** BEGIN Material **
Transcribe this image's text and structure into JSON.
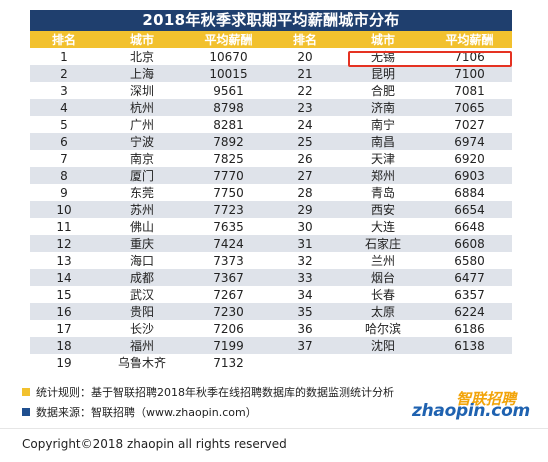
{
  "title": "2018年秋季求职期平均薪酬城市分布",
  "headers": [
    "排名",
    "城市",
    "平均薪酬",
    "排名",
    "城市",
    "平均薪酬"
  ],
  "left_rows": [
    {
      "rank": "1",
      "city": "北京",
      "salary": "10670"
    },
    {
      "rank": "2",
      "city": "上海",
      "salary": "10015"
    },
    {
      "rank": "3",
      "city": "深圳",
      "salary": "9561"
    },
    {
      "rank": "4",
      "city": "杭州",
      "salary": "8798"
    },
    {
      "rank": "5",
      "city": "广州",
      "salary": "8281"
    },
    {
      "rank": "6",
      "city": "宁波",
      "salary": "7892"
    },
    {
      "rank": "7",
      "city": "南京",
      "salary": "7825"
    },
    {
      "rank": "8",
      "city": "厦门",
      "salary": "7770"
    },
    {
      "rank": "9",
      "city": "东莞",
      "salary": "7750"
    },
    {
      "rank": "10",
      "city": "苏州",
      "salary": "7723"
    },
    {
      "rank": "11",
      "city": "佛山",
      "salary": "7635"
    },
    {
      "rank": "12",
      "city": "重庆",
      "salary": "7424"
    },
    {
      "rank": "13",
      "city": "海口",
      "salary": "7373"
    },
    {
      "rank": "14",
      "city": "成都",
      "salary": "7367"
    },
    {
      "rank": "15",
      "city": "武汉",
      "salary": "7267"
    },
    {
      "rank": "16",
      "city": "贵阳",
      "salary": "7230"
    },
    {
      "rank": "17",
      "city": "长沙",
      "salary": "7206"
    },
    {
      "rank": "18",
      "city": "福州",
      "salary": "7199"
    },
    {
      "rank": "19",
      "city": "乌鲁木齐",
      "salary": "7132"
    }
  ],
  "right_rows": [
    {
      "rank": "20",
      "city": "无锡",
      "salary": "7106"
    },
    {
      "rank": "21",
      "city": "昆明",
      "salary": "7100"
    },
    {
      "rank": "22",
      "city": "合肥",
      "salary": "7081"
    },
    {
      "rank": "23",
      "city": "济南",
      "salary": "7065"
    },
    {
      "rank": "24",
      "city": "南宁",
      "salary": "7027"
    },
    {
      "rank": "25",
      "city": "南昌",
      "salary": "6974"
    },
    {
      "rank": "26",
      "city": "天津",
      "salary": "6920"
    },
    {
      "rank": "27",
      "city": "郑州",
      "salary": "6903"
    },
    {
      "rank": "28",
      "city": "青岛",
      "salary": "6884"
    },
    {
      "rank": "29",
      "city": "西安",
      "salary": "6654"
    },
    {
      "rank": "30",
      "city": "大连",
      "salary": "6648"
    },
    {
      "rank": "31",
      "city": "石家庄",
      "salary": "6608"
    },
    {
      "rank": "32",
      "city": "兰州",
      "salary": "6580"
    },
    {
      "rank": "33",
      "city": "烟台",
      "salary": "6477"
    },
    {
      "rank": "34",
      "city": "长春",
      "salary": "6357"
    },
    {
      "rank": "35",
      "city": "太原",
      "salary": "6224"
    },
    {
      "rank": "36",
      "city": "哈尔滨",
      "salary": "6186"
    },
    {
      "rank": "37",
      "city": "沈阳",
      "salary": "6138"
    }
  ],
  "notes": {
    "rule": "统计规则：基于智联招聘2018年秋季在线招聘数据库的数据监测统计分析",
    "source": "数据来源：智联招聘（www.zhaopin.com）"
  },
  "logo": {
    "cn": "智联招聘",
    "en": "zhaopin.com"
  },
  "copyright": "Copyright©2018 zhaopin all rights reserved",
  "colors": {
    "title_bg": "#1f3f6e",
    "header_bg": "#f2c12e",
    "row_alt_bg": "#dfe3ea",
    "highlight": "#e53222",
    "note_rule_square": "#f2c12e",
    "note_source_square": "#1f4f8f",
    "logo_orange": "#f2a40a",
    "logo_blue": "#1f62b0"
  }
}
** END Material **
** BEGIN Material **
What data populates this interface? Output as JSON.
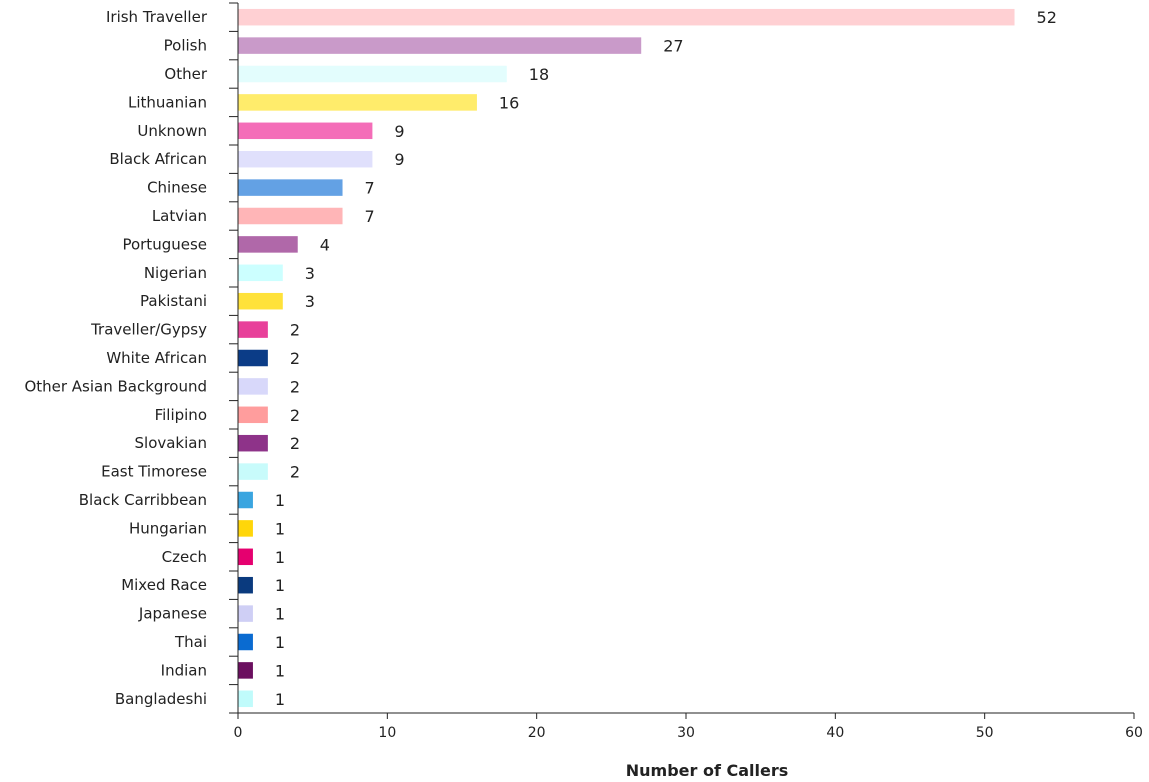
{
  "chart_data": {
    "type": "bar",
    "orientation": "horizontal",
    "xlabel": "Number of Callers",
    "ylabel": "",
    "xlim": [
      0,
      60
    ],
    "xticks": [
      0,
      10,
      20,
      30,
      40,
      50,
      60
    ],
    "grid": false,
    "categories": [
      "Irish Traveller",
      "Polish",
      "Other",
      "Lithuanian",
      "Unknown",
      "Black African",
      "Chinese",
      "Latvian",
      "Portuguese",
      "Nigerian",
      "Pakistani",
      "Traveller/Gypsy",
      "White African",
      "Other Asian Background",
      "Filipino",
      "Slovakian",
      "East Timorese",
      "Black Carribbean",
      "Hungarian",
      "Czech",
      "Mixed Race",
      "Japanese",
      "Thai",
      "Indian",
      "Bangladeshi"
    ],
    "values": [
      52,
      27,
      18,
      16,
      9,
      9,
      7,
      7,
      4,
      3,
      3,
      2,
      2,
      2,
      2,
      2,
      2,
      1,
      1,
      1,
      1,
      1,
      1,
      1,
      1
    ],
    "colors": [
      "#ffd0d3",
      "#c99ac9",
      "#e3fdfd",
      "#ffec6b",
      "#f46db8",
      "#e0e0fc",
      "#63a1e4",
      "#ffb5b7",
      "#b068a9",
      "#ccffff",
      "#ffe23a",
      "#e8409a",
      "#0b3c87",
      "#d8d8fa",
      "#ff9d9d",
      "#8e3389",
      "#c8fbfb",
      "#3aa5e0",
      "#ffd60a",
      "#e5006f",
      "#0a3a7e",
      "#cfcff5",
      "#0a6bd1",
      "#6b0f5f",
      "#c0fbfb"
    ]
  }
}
** END Material **
** BEGIN Material **
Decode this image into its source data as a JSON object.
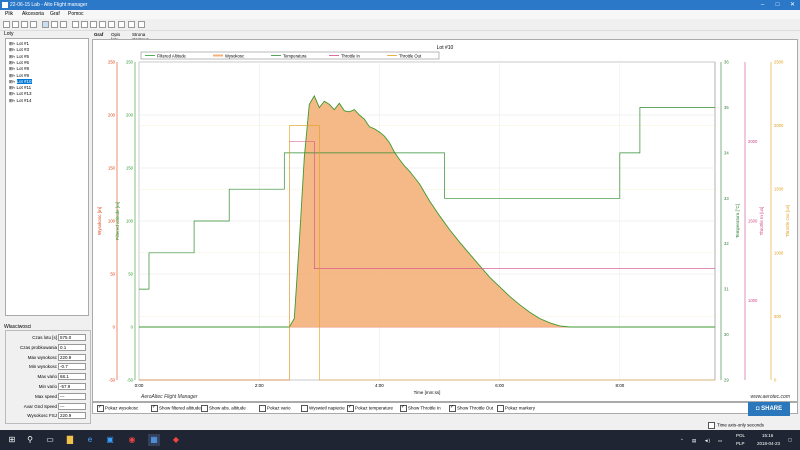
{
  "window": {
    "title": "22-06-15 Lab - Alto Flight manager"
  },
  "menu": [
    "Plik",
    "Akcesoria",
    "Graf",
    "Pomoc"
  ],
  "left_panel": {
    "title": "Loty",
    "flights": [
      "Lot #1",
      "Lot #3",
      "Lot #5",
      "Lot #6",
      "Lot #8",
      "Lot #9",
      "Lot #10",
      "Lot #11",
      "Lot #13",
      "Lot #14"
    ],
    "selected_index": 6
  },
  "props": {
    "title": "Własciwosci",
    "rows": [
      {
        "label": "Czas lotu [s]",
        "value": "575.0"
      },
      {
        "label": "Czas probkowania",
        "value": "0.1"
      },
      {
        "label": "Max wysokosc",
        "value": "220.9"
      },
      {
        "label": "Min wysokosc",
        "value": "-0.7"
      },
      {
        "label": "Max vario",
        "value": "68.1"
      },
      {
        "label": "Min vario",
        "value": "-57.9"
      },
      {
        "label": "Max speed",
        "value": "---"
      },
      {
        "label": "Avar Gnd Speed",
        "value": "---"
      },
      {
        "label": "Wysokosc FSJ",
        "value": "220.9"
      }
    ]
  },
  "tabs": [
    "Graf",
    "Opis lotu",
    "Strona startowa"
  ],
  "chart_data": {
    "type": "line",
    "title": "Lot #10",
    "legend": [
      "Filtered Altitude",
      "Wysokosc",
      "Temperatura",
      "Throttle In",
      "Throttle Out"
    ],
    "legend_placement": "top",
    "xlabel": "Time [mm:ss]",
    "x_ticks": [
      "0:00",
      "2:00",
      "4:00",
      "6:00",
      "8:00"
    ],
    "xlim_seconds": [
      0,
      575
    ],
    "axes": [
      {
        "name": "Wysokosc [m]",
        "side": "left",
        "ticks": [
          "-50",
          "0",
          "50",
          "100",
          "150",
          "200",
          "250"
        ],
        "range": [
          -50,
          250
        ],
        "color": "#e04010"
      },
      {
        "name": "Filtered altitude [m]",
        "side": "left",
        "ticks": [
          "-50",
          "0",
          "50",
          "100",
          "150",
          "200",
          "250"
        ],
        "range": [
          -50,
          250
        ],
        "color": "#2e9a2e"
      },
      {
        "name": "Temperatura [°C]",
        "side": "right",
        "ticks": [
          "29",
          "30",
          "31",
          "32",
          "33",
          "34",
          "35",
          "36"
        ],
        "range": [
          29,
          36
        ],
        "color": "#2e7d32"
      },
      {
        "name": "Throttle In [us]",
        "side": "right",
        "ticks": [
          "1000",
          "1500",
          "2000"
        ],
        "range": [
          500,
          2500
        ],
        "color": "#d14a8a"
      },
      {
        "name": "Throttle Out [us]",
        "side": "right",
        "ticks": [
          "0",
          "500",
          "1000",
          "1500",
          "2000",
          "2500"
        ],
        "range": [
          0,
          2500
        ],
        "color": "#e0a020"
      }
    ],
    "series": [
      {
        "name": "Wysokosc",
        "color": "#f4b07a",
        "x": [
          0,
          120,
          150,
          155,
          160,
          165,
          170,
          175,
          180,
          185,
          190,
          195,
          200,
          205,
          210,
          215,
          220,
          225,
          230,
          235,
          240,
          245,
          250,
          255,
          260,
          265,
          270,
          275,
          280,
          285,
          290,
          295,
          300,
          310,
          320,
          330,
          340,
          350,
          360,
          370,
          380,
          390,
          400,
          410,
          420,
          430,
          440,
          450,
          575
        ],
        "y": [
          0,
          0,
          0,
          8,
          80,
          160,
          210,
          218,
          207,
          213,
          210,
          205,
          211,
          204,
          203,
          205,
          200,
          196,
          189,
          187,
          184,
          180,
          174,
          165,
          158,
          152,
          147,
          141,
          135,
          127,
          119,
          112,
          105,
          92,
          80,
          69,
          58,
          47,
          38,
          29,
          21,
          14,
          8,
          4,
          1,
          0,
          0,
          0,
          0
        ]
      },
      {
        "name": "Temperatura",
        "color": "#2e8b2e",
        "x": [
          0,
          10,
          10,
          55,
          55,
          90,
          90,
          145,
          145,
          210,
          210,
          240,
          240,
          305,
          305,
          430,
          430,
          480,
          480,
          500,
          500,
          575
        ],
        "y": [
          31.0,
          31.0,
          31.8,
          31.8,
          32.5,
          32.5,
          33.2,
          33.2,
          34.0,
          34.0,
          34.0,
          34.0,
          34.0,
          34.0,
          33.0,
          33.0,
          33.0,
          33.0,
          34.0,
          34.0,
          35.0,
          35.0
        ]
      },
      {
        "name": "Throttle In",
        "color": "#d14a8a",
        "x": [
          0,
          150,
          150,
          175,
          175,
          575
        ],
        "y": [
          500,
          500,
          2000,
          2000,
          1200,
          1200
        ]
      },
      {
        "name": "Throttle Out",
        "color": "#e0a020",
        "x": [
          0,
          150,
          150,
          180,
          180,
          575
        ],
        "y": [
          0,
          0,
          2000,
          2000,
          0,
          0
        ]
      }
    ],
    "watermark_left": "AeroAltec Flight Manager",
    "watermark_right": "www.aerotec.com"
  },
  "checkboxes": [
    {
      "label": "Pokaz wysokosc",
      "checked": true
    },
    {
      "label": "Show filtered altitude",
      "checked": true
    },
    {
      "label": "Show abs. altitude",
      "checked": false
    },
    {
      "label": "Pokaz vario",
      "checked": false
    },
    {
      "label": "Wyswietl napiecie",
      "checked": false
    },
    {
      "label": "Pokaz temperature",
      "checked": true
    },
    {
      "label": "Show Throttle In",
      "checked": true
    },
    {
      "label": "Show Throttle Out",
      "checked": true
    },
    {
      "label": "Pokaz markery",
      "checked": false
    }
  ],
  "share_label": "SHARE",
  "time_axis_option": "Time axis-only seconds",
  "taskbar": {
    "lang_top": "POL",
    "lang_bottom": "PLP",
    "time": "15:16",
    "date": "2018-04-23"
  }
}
** END Material **
> **Goal**: Reply with only the number of lines in the entries that contain the word "JSON".

> **The solution**: 3